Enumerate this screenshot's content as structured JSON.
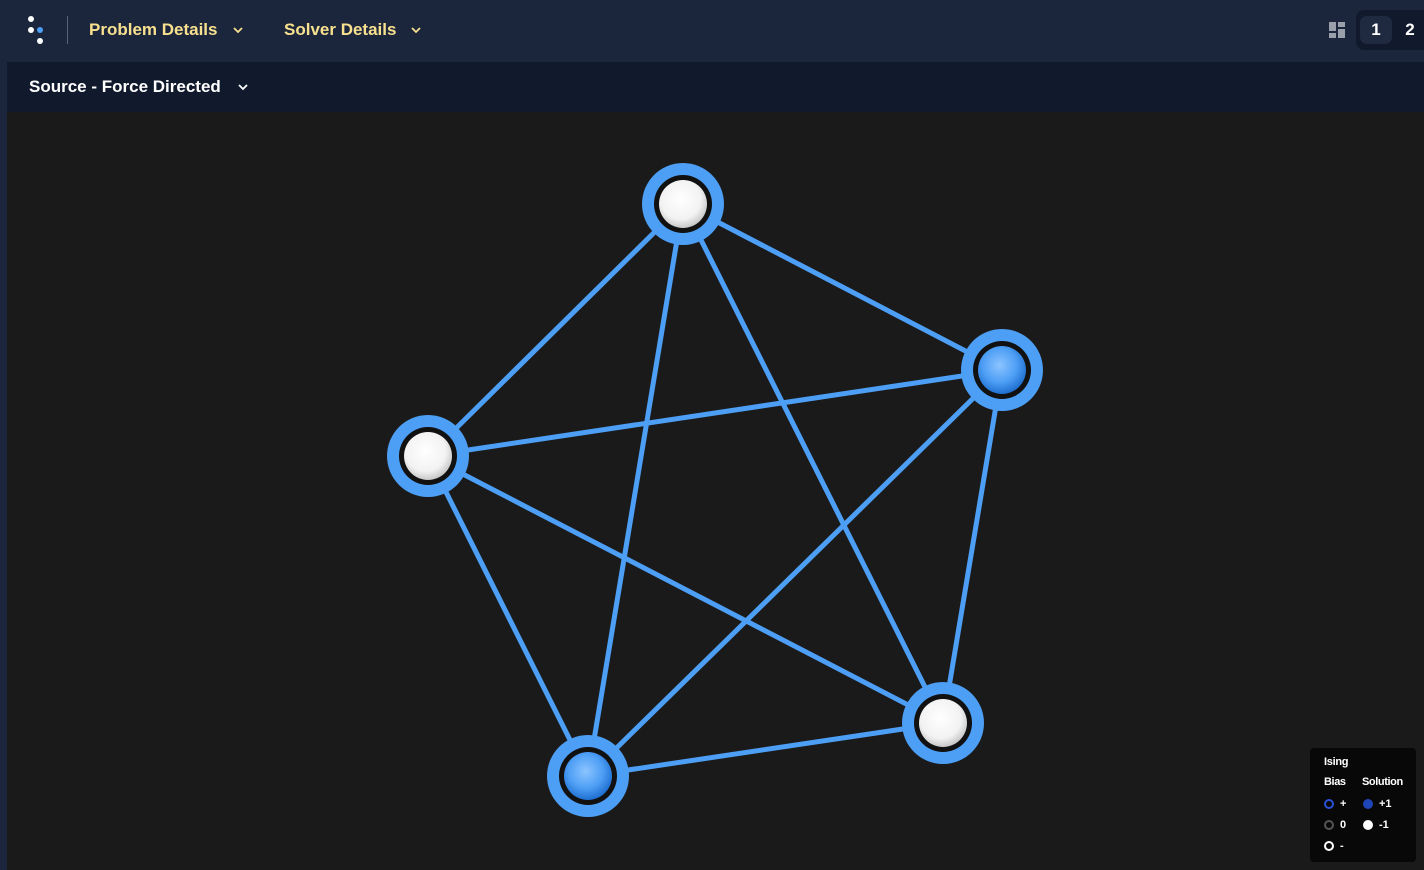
{
  "header": {
    "menus": [
      {
        "label": "Problem Details"
      },
      {
        "label": "Solver Details"
      }
    ],
    "pages": [
      "1",
      "2"
    ],
    "active_page": "1",
    "accent_color": "#f7e08e"
  },
  "view": {
    "selected": "Source - Force Directed"
  },
  "graph": {
    "edge_color": "#4d9ef5",
    "nodes": [
      {
        "name": "node-top",
        "solution": -1
      },
      {
        "name": "node-right",
        "solution": 1
      },
      {
        "name": "node-left",
        "solution": -1
      },
      {
        "name": "node-bottom-left",
        "solution": 1
      },
      {
        "name": "node-bottom-right",
        "solution": -1
      }
    ],
    "edges": [
      [
        0,
        1
      ],
      [
        0,
        2
      ],
      [
        0,
        3
      ],
      [
        0,
        4
      ],
      [
        1,
        2
      ],
      [
        1,
        3
      ],
      [
        1,
        4
      ],
      [
        2,
        3
      ],
      [
        2,
        4
      ],
      [
        3,
        4
      ]
    ]
  },
  "legend": {
    "title": "Ising",
    "bias_header": "Bias",
    "solution_header": "Solution",
    "bias": [
      {
        "label": "+",
        "color": "#2a4fd6"
      },
      {
        "label": "0",
        "color": "#555555"
      },
      {
        "label": "-",
        "color": "#ffffff"
      }
    ],
    "solution": [
      {
        "label": "+1",
        "color": "#1f46b8"
      },
      {
        "label": "-1",
        "color": "#ffffff"
      }
    ]
  }
}
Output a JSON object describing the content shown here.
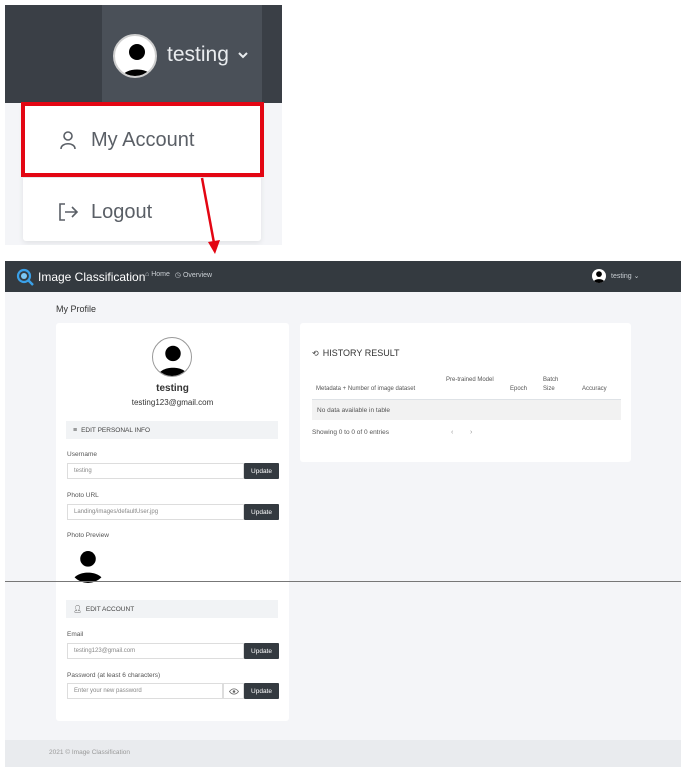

====================

EXERCISE DIRECTIONS: Omitting all images, print the listing exactly.

EXERCISE RESULT:
Enumerate this screenshot's content as structured JSON.
{
  "header": {
    "menus": [
      {
        "label": "Problem Details"
      },
      {
        "label": "Solver Details"
      }
    ],
    "pages": [
      "1",
      "2"
    ],
    "active_page": "1",
    "accent_color": "#f7e08e"
  },
  "view": {
    "selected": "Source - Force Directed"
  },
  "graph": {
    "edge_color": "#4d9ef5",
    "nodes": [
      {
        "name": "node-top",
        "solution": -1
      },
      {
        "name": "node-right",
        "solution": 1
      },
      {
        "name": "node-left",
        "solution": -1
      },
      {
        "name": "node-bottom-left",
        "solution": 1
      },
      {
        "name": "node-bottom-right",
        "solution": -1
      }
    ],
    "edges": [
      [
        0,
        1
      ],
      [
        0,
        2
      ],
      [
        0,
        3
      ],
      [
        0,
        4
      ],
      [
        1,
        2
      ],
      [
        1,
        3
      ],
      [
        1,
        4
      ],
      [
        2,
        3
      ],
      [
        2,
        4
      ],
      [
        3,
        4
      ]
    ]
  },
  "legend": {
    "title": "Ising",
    "bias_header": "Bias",
    "solution_header": "Solution",
    "bias": [
      {
        "label": "+",
        "color": "#2a4fd6"
      },
      {
        "label": "0",
        "color": "#555555"
      },
      {
        "label": "-",
        "color": "#ffffff"
      }
    ],
    "solution": [
      {
        "label": "+1",
        "color": "#1f46b8"
      },
      {
        "label": "-1",
        "color": "#ffffff"
      }
    ]
  }
}
Output a JSON object describing the content shown here.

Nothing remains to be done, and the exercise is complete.